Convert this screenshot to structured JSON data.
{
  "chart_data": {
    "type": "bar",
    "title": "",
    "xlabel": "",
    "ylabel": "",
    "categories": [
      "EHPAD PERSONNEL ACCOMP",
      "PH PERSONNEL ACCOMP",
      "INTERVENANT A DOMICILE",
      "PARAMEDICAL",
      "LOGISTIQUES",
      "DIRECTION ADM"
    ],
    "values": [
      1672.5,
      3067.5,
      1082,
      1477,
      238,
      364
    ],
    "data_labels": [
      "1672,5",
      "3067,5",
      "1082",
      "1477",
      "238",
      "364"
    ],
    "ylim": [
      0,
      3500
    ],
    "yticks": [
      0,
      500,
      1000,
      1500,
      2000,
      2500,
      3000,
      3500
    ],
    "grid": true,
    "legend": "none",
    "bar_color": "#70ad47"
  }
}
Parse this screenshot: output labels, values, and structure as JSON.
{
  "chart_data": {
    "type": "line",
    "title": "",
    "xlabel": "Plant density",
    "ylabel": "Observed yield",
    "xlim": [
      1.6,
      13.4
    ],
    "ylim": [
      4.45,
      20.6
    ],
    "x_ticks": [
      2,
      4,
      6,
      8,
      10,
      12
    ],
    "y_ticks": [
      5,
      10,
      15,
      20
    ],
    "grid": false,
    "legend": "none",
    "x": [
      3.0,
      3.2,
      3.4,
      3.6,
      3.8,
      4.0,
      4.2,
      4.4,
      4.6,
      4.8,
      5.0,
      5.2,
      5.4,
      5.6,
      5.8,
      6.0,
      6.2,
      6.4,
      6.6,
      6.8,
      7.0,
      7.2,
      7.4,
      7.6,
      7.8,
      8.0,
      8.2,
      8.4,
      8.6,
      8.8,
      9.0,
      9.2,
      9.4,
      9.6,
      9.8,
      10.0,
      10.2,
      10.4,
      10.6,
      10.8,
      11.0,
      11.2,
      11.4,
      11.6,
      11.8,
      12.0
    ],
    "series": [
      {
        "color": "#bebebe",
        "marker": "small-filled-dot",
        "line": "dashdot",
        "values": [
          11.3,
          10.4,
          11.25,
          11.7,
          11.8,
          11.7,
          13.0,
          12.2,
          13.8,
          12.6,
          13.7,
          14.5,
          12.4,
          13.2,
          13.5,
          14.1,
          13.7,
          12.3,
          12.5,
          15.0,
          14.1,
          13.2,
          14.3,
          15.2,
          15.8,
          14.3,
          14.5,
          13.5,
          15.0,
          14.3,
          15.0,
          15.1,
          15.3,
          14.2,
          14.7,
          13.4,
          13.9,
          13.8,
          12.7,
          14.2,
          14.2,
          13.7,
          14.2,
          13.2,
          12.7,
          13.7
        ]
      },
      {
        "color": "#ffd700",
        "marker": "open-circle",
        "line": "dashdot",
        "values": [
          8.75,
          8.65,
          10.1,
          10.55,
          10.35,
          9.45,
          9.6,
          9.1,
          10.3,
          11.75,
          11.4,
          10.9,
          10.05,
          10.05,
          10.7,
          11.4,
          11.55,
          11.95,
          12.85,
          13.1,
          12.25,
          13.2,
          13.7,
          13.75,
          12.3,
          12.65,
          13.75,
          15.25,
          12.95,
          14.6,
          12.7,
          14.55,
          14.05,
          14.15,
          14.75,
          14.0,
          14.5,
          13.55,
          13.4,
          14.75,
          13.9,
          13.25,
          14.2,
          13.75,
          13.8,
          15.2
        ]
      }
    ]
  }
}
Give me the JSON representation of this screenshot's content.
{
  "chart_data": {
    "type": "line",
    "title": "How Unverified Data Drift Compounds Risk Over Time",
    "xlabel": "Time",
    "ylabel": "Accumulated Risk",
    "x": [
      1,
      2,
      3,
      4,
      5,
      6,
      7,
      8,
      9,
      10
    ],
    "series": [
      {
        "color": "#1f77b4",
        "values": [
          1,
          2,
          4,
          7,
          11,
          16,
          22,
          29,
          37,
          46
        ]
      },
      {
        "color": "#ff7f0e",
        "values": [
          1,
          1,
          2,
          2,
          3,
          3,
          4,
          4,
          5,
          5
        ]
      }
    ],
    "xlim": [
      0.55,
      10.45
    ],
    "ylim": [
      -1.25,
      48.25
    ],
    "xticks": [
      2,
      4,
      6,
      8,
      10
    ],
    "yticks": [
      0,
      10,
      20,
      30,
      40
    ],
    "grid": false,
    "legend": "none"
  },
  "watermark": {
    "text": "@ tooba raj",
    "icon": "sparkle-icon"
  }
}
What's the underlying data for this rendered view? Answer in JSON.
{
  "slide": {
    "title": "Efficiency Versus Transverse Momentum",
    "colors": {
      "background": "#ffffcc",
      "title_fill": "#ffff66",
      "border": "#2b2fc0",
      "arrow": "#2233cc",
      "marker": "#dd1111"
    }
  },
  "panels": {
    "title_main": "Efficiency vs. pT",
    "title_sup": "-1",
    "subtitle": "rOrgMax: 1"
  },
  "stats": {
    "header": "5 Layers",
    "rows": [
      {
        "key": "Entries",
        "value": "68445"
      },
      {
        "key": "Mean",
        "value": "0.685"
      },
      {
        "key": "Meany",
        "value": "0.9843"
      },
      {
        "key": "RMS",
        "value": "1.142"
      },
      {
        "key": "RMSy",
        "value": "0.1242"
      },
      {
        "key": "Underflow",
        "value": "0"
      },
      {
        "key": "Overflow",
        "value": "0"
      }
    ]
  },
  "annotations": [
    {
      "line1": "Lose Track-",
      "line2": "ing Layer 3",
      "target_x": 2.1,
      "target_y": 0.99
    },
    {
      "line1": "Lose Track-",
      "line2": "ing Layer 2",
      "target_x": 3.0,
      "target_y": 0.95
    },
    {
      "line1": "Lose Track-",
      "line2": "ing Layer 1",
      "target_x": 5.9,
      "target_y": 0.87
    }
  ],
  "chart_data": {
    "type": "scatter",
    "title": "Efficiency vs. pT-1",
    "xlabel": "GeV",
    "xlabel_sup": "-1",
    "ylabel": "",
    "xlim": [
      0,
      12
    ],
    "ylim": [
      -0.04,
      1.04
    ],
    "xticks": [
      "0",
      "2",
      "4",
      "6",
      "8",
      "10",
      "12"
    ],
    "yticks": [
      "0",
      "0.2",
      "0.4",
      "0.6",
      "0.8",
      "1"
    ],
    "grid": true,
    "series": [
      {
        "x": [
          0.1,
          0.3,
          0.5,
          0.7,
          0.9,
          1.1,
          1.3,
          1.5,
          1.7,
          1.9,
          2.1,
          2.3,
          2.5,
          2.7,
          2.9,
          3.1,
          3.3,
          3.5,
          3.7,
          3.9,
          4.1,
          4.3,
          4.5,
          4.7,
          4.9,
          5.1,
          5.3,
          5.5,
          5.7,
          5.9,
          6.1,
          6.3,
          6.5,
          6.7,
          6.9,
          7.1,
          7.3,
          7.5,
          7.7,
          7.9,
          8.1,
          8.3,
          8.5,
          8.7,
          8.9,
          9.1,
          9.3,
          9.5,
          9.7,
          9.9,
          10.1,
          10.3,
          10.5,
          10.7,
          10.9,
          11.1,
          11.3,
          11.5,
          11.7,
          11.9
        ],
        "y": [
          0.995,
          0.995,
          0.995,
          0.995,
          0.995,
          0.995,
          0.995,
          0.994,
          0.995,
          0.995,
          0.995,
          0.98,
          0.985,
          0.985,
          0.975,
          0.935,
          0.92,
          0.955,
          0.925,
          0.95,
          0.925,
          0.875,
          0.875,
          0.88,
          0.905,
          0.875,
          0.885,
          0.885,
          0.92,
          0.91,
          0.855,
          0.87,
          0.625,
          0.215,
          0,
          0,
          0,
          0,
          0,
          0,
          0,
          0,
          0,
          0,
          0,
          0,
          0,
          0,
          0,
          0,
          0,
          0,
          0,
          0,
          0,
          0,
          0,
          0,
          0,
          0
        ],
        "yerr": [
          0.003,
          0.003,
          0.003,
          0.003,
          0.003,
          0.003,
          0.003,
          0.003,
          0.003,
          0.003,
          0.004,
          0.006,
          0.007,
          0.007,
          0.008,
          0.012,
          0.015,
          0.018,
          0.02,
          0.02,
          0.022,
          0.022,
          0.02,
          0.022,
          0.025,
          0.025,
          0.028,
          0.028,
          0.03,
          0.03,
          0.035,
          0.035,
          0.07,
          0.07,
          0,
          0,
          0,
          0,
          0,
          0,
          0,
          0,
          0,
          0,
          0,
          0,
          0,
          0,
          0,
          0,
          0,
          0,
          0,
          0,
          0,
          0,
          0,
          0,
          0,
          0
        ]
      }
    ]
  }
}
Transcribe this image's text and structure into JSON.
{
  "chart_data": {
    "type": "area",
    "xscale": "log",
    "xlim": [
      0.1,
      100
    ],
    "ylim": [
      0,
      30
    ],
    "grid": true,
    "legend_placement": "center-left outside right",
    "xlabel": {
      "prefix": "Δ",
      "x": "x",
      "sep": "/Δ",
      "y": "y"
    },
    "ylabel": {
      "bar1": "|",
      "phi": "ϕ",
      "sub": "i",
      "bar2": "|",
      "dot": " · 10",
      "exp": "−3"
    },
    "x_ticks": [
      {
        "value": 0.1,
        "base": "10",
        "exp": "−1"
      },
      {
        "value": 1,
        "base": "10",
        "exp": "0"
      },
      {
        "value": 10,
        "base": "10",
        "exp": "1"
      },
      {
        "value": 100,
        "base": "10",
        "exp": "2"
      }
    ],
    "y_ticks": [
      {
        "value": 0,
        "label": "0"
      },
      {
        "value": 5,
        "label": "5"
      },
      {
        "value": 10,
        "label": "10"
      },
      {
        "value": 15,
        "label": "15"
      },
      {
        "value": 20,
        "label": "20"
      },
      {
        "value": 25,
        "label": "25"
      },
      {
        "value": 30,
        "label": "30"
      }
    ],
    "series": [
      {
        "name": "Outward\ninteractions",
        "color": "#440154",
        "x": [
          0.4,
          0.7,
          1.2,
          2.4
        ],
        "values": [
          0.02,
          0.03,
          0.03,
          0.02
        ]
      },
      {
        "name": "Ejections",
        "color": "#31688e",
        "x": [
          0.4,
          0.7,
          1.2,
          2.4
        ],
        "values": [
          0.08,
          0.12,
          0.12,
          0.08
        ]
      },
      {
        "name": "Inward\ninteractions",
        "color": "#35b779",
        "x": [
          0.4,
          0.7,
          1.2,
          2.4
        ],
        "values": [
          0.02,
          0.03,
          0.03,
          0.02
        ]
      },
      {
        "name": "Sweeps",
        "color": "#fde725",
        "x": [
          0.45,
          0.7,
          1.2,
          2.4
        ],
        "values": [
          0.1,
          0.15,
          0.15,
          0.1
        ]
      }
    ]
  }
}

DESCRIPTION OF THE TASK =>
Copy, from the material, each line that holds the string "PERSONNEL".

TASK RESPONSE =>
      "EHPAD PERSONNEL ACCOMP",
      "PH PERSONNEL ACCOMP",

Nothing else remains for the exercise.